| Data rows |
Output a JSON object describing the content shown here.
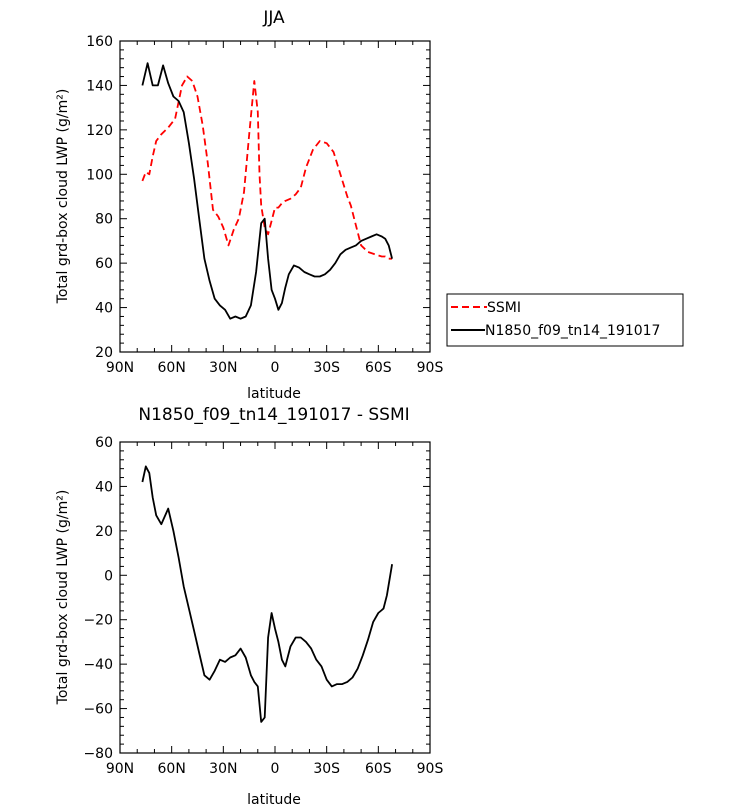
{
  "chart_data": [
    {
      "type": "line",
      "title": "JJA",
      "xlabel": "latitude",
      "ylabel": "Total grd-box cloud LWP (g/m²)",
      "xlim": [
        90,
        -90
      ],
      "ylim": [
        20,
        160
      ],
      "xticks": [
        90,
        60,
        30,
        0,
        -30,
        -60,
        -90
      ],
      "xtick_labels": [
        "90N",
        "60N",
        "30N",
        "0",
        "30S",
        "60S",
        "90S"
      ],
      "yticks": [
        20,
        40,
        60,
        80,
        100,
        120,
        140,
        160
      ],
      "ytick_labels": [
        "20",
        "40",
        "60",
        "80",
        "100",
        "120",
        "140",
        "160"
      ],
      "legend": {
        "placement": "right",
        "entries": [
          "SSMI",
          "N1850_f09_tn14_191017"
        ]
      },
      "series": [
        {
          "name": "SSMI",
          "color": "#ff0000",
          "dash": "dashed",
          "x": [
            77,
            75,
            73,
            71,
            69,
            66,
            62,
            58,
            54,
            51,
            48,
            45,
            42,
            39,
            36,
            33,
            30,
            27,
            24,
            21,
            18,
            15,
            12,
            10,
            9,
            8,
            6,
            4,
            2,
            0,
            -2,
            -4,
            -6,
            -9,
            -12,
            -15,
            -18,
            -22,
            -26,
            -30,
            -34,
            -38,
            -42,
            -44,
            -46,
            -50,
            -54,
            -58,
            -62,
            -64,
            -66,
            -68
          ],
          "y": [
            97,
            101,
            100,
            108,
            115,
            118,
            121,
            125,
            140,
            144,
            142,
            135,
            122,
            105,
            84,
            81,
            76,
            68,
            75,
            80,
            92,
            118,
            142,
            128,
            100,
            86,
            76,
            73,
            79,
            85,
            85,
            87,
            88,
            89,
            91,
            94,
            103,
            111,
            115,
            114,
            110,
            100,
            90,
            86,
            80,
            68,
            65,
            64,
            63,
            63,
            62,
            62
          ]
        },
        {
          "name": "N1850_f09_tn14_191017",
          "color": "#000000",
          "dash": "solid",
          "x": [
            77,
            74,
            71,
            68,
            65,
            62,
            59,
            56,
            53,
            50,
            47,
            44,
            41,
            38,
            35,
            32,
            29,
            26,
            23,
            20,
            17,
            14,
            11,
            8,
            6,
            4,
            2,
            0,
            -2,
            -4,
            -6,
            -8,
            -11,
            -14,
            -17,
            -20,
            -23,
            -26,
            -29,
            -32,
            -35,
            -38,
            -41,
            -44,
            -47,
            -50,
            -53,
            -56,
            -59,
            -62,
            -64,
            -66,
            -68
          ],
          "y": [
            140,
            150,
            140,
            140,
            149,
            141,
            135,
            133,
            128,
            114,
            98,
            80,
            62,
            52,
            44,
            41,
            39,
            35,
            36,
            35,
            36,
            41,
            56,
            78,
            80,
            62,
            48,
            44,
            39,
            42,
            49,
            55,
            59,
            58,
            56,
            55,
            54,
            54,
            55,
            57,
            60,
            64,
            66,
            67,
            68,
            70,
            71,
            72,
            73,
            72,
            71,
            68,
            62
          ]
        }
      ]
    },
    {
      "type": "line",
      "title": "N1850_f09_tn14_191017 - SSMI",
      "xlabel": "latitude",
      "ylabel": "Total grd-box cloud LWP (g/m²)",
      "xlim": [
        90,
        -90
      ],
      "ylim": [
        -80,
        60
      ],
      "xticks": [
        90,
        60,
        30,
        0,
        -30,
        -60,
        -90
      ],
      "xtick_labels": [
        "90N",
        "60N",
        "30N",
        "0",
        "30S",
        "60S",
        "90S"
      ],
      "yticks": [
        -80,
        -60,
        -40,
        -20,
        0,
        20,
        40,
        60
      ],
      "ytick_labels": [
        "−80",
        "−60",
        "−40",
        "−20",
        "0",
        "20",
        "40",
        "60"
      ],
      "series": [
        {
          "color": "#000000",
          "dash": "solid",
          "x": [
            77,
            75,
            73,
            71,
            69,
            66,
            62,
            59,
            56,
            53,
            50,
            47,
            44,
            41,
            38,
            35,
            32,
            29,
            26,
            23,
            20,
            17,
            14,
            12,
            10,
            8,
            6,
            4,
            2,
            0,
            -2,
            -4,
            -6,
            -9,
            -12,
            -15,
            -18,
            -21,
            -24,
            -27,
            -30,
            -33,
            -36,
            -39,
            -42,
            -45,
            -48,
            -51,
            -54,
            -57,
            -60,
            -63,
            -65,
            -68
          ],
          "y": [
            42,
            49,
            46,
            35,
            27,
            23,
            30,
            20,
            8,
            -5,
            -15,
            -25,
            -35,
            -45,
            -47,
            -43,
            -38,
            -39,
            -37,
            -36,
            -33,
            -37,
            -45,
            -48,
            -50,
            -66,
            -64,
            -28,
            -17,
            -24,
            -30,
            -38,
            -41,
            -32,
            -28,
            -28,
            -30,
            -33,
            -38,
            -41,
            -47,
            -50,
            -49,
            -49,
            -48,
            -46,
            -42,
            -36,
            -29,
            -21,
            -17,
            -15,
            -9,
            5
          ]
        }
      ]
    }
  ]
}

| Do this |
Every record above should be written out again exactly; the pictures stay out of the copy.

| Output of the exercise |
Output a JSON object describing the content shown here.
{
  "chart_data": [
    {
      "type": "line",
      "title": "JJA",
      "xlabel": "latitude",
      "ylabel": "Total grd-box cloud LWP (g/m²)",
      "xlim": [
        90,
        -90
      ],
      "ylim": [
        20,
        160
      ],
      "xticks": [
        90,
        60,
        30,
        0,
        -30,
        -60,
        -90
      ],
      "xtick_labels": [
        "90N",
        "60N",
        "30N",
        "0",
        "30S",
        "60S",
        "90S"
      ],
      "yticks": [
        20,
        40,
        60,
        80,
        100,
        120,
        140,
        160
      ],
      "ytick_labels": [
        "20",
        "40",
        "60",
        "80",
        "100",
        "120",
        "140",
        "160"
      ],
      "legend": {
        "placement": "right",
        "entries": [
          "SSMI",
          "N1850_f09_tn14_191017"
        ]
      },
      "series": [
        {
          "name": "SSMI",
          "color": "#ff0000",
          "dash": "dashed",
          "x": [
            77,
            75,
            73,
            71,
            69,
            66,
            62,
            58,
            54,
            51,
            48,
            45,
            42,
            39,
            36,
            33,
            30,
            27,
            24,
            21,
            18,
            15,
            12,
            10,
            9,
            8,
            6,
            4,
            2,
            0,
            -2,
            -4,
            -6,
            -9,
            -12,
            -15,
            -18,
            -22,
            -26,
            -30,
            -34,
            -38,
            -42,
            -44,
            -46,
            -50,
            -54,
            -58,
            -62,
            -64,
            -66,
            -68
          ],
          "y": [
            97,
            101,
            100,
            108,
            115,
            118,
            121,
            125,
            140,
            144,
            142,
            135,
            122,
            105,
            84,
            81,
            76,
            68,
            75,
            80,
            92,
            118,
            142,
            128,
            100,
            86,
            76,
            73,
            79,
            85,
            85,
            87,
            88,
            89,
            91,
            94,
            103,
            111,
            115,
            114,
            110,
            100,
            90,
            86,
            80,
            68,
            65,
            64,
            63,
            63,
            62,
            62
          ]
        },
        {
          "name": "N1850_f09_tn14_191017",
          "color": "#000000",
          "dash": "solid",
          "x": [
            77,
            74,
            71,
            68,
            65,
            62,
            59,
            56,
            53,
            50,
            47,
            44,
            41,
            38,
            35,
            32,
            29,
            26,
            23,
            20,
            17,
            14,
            11,
            8,
            6,
            4,
            2,
            0,
            -2,
            -4,
            -6,
            -8,
            -11,
            -14,
            -17,
            -20,
            -23,
            -26,
            -29,
            -32,
            -35,
            -38,
            -41,
            -44,
            -47,
            -50,
            -53,
            -56,
            -59,
            -62,
            -64,
            -66,
            -68
          ],
          "y": [
            140,
            150,
            140,
            140,
            149,
            141,
            135,
            133,
            128,
            114,
            98,
            80,
            62,
            52,
            44,
            41,
            39,
            35,
            36,
            35,
            36,
            41,
            56,
            78,
            80,
            62,
            48,
            44,
            39,
            42,
            49,
            55,
            59,
            58,
            56,
            55,
            54,
            54,
            55,
            57,
            60,
            64,
            66,
            67,
            68,
            70,
            71,
            72,
            73,
            72,
            71,
            68,
            62
          ]
        }
      ]
    },
    {
      "type": "line",
      "title": "N1850_f09_tn14_191017 - SSMI",
      "xlabel": "latitude",
      "ylabel": "Total grd-box cloud LWP (g/m²)",
      "xlim": [
        90,
        -90
      ],
      "ylim": [
        -80,
        60
      ],
      "xticks": [
        90,
        60,
        30,
        0,
        -30,
        -60,
        -90
      ],
      "xtick_labels": [
        "90N",
        "60N",
        "30N",
        "0",
        "30S",
        "60S",
        "90S"
      ],
      "yticks": [
        -80,
        -60,
        -40,
        -20,
        0,
        20,
        40,
        60
      ],
      "ytick_labels": [
        "−80",
        "−60",
        "−40",
        "−20",
        "0",
        "20",
        "40",
        "60"
      ],
      "series": [
        {
          "color": "#000000",
          "dash": "solid",
          "x": [
            77,
            75,
            73,
            71,
            69,
            66,
            62,
            59,
            56,
            53,
            50,
            47,
            44,
            41,
            38,
            35,
            32,
            29,
            26,
            23,
            20,
            17,
            14,
            12,
            10,
            8,
            6,
            4,
            2,
            0,
            -2,
            -4,
            -6,
            -9,
            -12,
            -15,
            -18,
            -21,
            -24,
            -27,
            -30,
            -33,
            -36,
            -39,
            -42,
            -45,
            -48,
            -51,
            -54,
            -57,
            -60,
            -63,
            -65,
            -68
          ],
          "y": [
            42,
            49,
            46,
            35,
            27,
            23,
            30,
            20,
            8,
            -5,
            -15,
            -25,
            -35,
            -45,
            -47,
            -43,
            -38,
            -39,
            -37,
            -36,
            -33,
            -37,
            -45,
            -48,
            -50,
            -66,
            -64,
            -28,
            -17,
            -24,
            -30,
            -38,
            -41,
            -32,
            -28,
            -28,
            -30,
            -33,
            -38,
            -41,
            -47,
            -50,
            -49,
            -49,
            -48,
            -46,
            -42,
            -36,
            -29,
            -21,
            -17,
            -15,
            -9,
            5
          ]
        }
      ]
    }
  ]
}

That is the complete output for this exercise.